• Task objective:
Search the records below for the word "icon" and show every line where it occurs.

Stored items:
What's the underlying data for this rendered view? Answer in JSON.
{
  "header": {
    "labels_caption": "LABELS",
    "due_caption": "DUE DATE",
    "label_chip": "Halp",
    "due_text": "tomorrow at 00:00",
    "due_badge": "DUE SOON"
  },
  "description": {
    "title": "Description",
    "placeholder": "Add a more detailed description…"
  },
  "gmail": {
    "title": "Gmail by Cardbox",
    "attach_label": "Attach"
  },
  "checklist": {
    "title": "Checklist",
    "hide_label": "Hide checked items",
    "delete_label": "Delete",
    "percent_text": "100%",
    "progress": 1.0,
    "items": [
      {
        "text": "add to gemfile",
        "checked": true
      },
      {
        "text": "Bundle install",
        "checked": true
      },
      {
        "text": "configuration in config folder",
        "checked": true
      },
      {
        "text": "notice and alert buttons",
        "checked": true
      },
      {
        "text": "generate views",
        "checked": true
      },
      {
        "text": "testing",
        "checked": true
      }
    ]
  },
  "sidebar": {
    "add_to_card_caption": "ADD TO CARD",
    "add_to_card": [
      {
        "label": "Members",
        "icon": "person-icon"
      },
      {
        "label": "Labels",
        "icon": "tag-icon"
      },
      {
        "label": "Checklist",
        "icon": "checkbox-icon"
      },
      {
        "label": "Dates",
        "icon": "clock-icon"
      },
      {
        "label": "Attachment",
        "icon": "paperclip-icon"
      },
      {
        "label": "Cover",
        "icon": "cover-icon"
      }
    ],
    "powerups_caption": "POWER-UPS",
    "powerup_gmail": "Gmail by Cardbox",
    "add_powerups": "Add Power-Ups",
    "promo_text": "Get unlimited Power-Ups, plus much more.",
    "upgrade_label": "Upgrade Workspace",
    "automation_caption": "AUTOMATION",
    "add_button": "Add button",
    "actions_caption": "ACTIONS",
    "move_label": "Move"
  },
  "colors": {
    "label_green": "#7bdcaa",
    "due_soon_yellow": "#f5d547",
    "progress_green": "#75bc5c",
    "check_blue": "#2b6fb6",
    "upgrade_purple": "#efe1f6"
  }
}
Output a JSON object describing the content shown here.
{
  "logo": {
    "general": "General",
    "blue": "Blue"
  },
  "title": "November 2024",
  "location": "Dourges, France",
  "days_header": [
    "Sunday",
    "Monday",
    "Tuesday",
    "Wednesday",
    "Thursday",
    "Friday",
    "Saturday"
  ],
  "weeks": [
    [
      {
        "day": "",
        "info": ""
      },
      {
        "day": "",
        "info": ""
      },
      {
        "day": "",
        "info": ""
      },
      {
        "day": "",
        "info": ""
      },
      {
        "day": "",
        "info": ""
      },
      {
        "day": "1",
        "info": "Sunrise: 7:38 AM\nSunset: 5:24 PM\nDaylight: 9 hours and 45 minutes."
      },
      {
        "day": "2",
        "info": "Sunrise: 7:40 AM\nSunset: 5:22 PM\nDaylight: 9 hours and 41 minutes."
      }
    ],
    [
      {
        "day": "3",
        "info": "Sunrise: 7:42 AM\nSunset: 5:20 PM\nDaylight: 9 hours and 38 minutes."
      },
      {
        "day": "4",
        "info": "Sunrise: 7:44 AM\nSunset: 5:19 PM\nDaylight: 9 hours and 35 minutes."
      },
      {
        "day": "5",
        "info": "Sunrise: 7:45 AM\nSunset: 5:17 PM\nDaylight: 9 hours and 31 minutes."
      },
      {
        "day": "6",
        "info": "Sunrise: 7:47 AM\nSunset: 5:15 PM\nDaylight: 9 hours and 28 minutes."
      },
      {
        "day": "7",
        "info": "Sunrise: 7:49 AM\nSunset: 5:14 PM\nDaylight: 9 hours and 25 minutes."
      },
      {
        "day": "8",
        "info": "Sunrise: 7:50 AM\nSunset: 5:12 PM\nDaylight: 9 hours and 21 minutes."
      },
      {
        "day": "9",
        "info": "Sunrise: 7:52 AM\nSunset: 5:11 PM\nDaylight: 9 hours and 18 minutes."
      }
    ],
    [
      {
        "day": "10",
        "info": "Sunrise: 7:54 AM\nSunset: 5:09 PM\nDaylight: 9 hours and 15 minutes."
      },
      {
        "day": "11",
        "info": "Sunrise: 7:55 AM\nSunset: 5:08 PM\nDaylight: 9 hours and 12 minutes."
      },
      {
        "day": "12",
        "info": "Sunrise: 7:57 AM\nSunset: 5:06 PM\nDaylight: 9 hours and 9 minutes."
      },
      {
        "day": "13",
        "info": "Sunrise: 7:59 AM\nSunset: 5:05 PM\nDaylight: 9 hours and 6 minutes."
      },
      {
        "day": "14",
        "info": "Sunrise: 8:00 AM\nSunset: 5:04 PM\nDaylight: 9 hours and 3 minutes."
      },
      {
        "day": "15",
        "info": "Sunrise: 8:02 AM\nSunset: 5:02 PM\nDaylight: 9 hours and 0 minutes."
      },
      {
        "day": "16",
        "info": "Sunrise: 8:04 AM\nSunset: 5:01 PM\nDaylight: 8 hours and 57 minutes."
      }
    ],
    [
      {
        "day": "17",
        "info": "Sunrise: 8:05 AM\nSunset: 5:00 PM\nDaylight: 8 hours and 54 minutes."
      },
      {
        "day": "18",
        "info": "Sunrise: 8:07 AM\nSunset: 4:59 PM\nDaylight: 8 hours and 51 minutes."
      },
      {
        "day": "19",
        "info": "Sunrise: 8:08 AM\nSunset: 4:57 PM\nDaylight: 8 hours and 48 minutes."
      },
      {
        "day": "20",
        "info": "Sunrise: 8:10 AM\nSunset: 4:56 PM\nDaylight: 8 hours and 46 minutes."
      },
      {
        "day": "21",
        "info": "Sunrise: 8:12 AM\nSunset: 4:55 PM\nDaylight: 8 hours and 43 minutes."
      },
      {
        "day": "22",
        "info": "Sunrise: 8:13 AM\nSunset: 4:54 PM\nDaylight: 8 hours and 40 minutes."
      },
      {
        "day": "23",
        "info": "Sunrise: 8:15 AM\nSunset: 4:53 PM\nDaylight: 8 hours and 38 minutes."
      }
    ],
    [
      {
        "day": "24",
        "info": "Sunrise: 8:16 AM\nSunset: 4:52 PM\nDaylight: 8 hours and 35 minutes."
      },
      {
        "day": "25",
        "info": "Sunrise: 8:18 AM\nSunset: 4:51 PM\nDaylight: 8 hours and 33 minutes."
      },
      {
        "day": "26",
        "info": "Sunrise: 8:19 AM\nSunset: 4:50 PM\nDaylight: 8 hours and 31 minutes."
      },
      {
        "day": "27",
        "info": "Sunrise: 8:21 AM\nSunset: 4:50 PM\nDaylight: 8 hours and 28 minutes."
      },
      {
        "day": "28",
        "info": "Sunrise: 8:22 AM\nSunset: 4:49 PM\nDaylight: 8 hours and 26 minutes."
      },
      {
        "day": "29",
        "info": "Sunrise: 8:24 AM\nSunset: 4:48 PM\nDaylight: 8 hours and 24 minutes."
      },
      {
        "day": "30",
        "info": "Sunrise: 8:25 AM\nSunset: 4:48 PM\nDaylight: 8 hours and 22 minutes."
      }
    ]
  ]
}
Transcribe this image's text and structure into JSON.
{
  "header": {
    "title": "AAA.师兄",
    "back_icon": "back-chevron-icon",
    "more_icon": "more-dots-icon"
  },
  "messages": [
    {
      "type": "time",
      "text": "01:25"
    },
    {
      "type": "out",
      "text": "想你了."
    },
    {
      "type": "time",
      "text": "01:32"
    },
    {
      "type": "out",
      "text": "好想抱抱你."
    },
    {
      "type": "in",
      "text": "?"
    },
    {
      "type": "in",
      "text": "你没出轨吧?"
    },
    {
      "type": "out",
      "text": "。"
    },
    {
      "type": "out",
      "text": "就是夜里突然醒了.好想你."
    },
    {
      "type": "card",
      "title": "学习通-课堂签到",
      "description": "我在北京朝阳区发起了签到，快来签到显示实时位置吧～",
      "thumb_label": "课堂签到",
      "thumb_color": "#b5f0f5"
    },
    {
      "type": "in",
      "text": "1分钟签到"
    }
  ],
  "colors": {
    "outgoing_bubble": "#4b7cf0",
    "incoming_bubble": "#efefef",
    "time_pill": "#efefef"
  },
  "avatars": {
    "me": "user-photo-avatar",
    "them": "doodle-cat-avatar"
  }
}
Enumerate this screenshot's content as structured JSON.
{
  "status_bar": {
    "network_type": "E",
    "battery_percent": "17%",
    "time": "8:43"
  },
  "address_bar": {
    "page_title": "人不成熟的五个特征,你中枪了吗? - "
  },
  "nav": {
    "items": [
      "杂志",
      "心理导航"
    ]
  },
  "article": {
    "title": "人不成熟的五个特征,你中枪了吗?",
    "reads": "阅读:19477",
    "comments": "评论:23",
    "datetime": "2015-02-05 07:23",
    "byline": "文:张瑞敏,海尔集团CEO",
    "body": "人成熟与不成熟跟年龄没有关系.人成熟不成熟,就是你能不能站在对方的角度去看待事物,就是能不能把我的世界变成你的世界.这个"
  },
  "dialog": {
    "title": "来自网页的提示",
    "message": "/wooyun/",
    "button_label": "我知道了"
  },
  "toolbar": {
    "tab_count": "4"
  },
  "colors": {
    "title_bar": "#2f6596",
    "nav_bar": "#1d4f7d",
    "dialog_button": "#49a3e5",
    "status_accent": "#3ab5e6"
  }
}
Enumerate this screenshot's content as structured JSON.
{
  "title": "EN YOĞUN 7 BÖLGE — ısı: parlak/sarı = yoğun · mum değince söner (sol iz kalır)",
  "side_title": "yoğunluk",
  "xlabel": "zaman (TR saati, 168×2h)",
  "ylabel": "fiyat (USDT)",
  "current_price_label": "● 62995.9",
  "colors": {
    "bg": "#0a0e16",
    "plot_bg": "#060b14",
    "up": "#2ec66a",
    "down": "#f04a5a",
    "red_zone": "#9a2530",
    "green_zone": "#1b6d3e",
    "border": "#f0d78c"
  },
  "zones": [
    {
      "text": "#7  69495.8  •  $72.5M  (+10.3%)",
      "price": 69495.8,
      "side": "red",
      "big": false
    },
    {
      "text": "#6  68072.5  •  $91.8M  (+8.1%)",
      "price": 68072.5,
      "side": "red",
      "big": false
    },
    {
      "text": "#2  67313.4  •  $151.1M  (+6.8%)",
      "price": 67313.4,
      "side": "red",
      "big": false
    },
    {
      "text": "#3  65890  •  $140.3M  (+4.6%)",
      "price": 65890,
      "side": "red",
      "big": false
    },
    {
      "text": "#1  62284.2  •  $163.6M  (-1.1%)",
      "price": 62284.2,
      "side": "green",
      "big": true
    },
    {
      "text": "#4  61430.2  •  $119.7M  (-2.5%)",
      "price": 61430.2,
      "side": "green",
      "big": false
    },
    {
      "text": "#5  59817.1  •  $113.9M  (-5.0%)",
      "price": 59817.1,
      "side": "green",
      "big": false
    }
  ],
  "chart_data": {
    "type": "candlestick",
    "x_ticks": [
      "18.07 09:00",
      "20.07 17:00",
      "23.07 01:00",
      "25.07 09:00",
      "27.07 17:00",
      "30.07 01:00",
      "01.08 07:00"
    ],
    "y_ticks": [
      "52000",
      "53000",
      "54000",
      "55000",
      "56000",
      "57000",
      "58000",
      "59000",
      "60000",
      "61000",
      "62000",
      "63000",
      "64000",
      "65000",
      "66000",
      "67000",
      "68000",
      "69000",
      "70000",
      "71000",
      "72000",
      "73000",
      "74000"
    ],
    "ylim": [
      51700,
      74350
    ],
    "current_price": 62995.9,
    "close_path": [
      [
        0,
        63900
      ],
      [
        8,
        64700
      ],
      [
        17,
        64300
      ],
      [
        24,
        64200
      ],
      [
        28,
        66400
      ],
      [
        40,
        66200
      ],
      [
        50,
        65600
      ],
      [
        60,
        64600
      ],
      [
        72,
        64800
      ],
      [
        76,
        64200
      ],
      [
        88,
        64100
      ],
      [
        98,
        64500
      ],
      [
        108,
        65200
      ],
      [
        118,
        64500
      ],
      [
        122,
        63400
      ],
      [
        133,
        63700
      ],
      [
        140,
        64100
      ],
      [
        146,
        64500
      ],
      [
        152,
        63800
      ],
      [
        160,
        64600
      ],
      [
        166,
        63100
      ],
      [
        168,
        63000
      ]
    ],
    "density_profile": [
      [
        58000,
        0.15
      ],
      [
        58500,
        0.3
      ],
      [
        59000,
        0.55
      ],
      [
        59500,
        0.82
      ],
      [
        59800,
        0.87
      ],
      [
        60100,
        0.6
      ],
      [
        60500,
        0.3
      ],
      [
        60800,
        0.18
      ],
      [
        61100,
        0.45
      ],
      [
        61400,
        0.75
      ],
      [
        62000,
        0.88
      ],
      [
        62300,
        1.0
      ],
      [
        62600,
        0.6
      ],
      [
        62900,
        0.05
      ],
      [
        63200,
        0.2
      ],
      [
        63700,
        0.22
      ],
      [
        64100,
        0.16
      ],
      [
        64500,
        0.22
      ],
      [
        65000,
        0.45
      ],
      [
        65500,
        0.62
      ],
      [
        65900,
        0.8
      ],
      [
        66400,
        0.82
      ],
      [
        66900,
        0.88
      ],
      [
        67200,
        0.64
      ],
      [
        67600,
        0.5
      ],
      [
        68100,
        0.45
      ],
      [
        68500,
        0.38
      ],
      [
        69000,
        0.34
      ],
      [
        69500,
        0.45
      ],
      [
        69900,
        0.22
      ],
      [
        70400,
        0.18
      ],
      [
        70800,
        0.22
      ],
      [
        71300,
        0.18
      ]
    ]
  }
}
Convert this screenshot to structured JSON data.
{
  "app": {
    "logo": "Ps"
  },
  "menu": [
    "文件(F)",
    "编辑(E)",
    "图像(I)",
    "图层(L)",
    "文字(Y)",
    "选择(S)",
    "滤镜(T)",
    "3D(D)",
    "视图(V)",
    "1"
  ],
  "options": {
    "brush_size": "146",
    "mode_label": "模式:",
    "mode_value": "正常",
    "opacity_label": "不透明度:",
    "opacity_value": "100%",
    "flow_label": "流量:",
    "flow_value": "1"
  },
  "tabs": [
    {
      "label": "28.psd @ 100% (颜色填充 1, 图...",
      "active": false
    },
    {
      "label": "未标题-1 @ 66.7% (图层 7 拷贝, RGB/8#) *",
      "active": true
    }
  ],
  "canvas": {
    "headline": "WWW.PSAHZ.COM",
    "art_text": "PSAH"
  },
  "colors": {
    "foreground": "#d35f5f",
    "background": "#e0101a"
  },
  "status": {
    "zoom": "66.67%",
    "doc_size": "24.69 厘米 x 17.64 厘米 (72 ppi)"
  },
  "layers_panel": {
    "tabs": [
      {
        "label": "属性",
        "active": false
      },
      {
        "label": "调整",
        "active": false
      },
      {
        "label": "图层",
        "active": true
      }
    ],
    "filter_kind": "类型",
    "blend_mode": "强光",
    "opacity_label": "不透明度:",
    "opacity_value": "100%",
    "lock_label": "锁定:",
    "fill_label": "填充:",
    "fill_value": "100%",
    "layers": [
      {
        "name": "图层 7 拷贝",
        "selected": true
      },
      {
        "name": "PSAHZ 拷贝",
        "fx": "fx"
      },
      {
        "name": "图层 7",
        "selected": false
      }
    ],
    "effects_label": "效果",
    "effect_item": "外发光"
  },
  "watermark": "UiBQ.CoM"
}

• Response to this task:
        "icon": "person-icon"
        "icon": "tag-icon"
        "icon": "checkbox-icon"
        "icon": "clock-icon"
        "icon": "paperclip-icon"
        "icon": "cover-icon"
    "back_icon": "back-chevron-icon",
    "more_icon": "more-dots-icon"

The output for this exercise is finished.